Safety has always been thought of in very black and white terms.  There have only been two states; either 1) we’re totally safe and sound or 2) we’re in an emergency, in which case we should call the police or defend ourselves.

That way of thinking has held us back from feeling a sense of agency when it comes to acting in unsafe situations.  Why is that? If the bar for considering something an unsafe situation is that it’s already become an emergency, then we will think twice and question whether the situations we find ourselves in are really that bad and whether or not we should do something earlier on.  That means we anxiously wait before we act, trying to read all the signs, to see how things go and whether things get worse. Especially because politeness is something many women have been taught since we were young.

And how do you even determine the point at which an iffy situation has escalated to the point of becoming a bad or dangerous situation? When your only tools are calling 911 or using a weapon, we don’t want to guess wrong or accidentally misread the situation.  The stakes feel incredibly high if the only option you have is to escalate things: someone could get hurt, you might have to press charges, someone could get arrested, the story might become public, or it could impact your relationships with friends, coworkers, or family.

But sticking around (even while trying to downplay or avoid any conflict) in an iffy or uncomfortable situation can mean putting yourself in danger.  If the situation gets worse and escalates, it will get harder and harder to get yourself out as time goes on.

At Flare, we’ve talked to countless survivors of assault, and while no two situations were the same, most survivors we talked to said that they knew the person who assaulted them.  And almost all the survivors that we spoke to said they got a bad vibe or picked up on some bad verbal or physical body language at some point earlier on in the encounter, but that they didn’t know what to do.  They didn’t have a way to get themselves out of the situation that didn’t involve making a scene or escalating the situation. And they wish they had more tools in their tool kit.

-----

### [Problem A]
For each statement, say yes or no depending on whether it agrees with the passage on personal safety, and quote the words from the passage that decide it: (i) Most survivors Flare spoke with knew the person who assaulted them. (ii) Many men have been taught politeness since they were young. (iii) Staying in an uncomfortable situation makes it easier to get out as time passes.
### [Problem B]
Extend the passage on personal safety, picking up right after its last sentence.
The lines that follow have no connection to the passage on personal safety.

Recorded data
-----

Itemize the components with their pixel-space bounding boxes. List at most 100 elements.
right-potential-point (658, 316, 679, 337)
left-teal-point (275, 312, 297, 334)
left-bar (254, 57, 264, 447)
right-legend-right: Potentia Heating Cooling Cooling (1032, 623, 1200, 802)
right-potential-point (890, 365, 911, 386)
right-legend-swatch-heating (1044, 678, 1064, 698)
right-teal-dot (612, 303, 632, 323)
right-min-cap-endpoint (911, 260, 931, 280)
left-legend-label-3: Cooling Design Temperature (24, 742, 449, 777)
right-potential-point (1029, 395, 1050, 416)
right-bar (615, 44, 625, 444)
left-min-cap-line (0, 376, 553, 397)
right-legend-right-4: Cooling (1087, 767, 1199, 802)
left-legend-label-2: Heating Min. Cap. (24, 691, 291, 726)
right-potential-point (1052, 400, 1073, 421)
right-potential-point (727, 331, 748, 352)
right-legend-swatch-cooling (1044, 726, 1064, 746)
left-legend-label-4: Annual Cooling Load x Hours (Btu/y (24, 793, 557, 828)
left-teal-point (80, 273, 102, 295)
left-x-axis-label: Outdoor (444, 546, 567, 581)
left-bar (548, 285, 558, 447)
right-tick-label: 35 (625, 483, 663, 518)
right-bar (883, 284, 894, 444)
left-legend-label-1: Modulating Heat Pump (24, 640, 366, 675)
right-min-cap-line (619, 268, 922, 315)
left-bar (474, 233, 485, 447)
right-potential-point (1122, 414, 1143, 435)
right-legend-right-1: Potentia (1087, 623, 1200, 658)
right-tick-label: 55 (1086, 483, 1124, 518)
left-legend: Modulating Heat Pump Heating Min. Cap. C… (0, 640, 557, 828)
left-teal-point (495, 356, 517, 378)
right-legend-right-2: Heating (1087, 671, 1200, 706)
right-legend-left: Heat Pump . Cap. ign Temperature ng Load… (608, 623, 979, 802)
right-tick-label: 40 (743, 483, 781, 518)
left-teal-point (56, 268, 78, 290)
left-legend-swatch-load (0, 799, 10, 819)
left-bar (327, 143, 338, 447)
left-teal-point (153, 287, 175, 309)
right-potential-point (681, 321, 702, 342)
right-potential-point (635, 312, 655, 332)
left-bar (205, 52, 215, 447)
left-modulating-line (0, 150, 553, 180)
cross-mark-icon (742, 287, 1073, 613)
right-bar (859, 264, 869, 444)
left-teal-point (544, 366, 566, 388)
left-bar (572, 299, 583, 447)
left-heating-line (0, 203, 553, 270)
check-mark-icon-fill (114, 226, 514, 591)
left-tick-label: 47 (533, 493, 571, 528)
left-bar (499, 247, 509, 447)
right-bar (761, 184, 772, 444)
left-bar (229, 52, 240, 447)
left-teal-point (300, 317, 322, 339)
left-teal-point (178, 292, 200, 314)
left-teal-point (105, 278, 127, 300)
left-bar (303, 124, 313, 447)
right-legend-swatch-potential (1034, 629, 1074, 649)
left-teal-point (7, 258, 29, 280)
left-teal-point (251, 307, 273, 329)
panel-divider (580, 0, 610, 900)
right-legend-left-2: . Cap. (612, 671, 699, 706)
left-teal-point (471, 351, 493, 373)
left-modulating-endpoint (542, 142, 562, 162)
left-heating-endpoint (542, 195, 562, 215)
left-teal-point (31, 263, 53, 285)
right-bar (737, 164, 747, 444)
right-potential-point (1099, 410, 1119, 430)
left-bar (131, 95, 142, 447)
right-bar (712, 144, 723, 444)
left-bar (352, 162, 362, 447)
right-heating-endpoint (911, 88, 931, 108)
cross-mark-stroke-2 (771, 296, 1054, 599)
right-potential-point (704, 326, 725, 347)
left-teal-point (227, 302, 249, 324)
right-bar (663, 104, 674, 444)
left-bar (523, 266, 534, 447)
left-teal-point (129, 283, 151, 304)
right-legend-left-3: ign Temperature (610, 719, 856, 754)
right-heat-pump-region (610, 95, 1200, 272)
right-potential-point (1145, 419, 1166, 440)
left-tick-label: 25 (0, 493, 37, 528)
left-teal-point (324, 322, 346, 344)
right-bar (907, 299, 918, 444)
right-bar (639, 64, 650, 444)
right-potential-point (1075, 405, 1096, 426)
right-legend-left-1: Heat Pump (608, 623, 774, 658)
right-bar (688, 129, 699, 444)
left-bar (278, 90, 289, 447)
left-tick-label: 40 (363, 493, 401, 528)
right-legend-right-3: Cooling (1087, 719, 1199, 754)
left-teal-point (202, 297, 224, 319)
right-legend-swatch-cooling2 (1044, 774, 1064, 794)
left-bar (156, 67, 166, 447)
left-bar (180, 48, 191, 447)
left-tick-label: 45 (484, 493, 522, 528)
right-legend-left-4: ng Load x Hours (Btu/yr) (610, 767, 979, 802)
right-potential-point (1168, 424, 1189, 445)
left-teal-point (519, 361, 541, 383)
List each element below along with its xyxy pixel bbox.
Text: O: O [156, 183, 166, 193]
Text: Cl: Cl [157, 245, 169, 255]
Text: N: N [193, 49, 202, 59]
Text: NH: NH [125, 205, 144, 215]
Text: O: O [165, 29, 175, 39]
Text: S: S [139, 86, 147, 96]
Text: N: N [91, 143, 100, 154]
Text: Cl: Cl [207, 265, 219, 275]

-----

### [Task output A]
(i) Yes: "most survivors we talked to said that they knew the person who assaulted them"
(ii) No: "politeness is something many women have been taught since we were young"
(iii) No: "it will get harder and harder to get yourself out as time goes on"

### [Task output B]
That’s why Flare doesn’t see safety in black and white.  We aren’t simply safe or in an emergency. There’s a whole spectrum of time and experiences leading up to an emergency that are being ignored.  We understand that the energies everyone gives off and receives are colorful hidden signals that we can tap into to better recognize the positive energy that exists when you’re enjoying yourself and the negative energy of finding yourself in a potentially compromising situation.  We see safety as an aura of colors representing different warm and cold emotions that together act as a powerful and intuitive “sixth sense” that we all feel when it comes to our safety. Much like a mood ring. We believe that the auras everyone perceives are different because we all feel more or less comfortable or compromised at different points in any given situation.

By redefining safety as a spectrum, we hope to host  a deeper conversation about the experiences that women and all people have on a regular basis.  This deeper conversation helps us design better tools to help people the moment they get that feeling in their gut and think that something seems off.  Because by helping people act on that intuition earlier, we can help people navigate through the world with more power and control.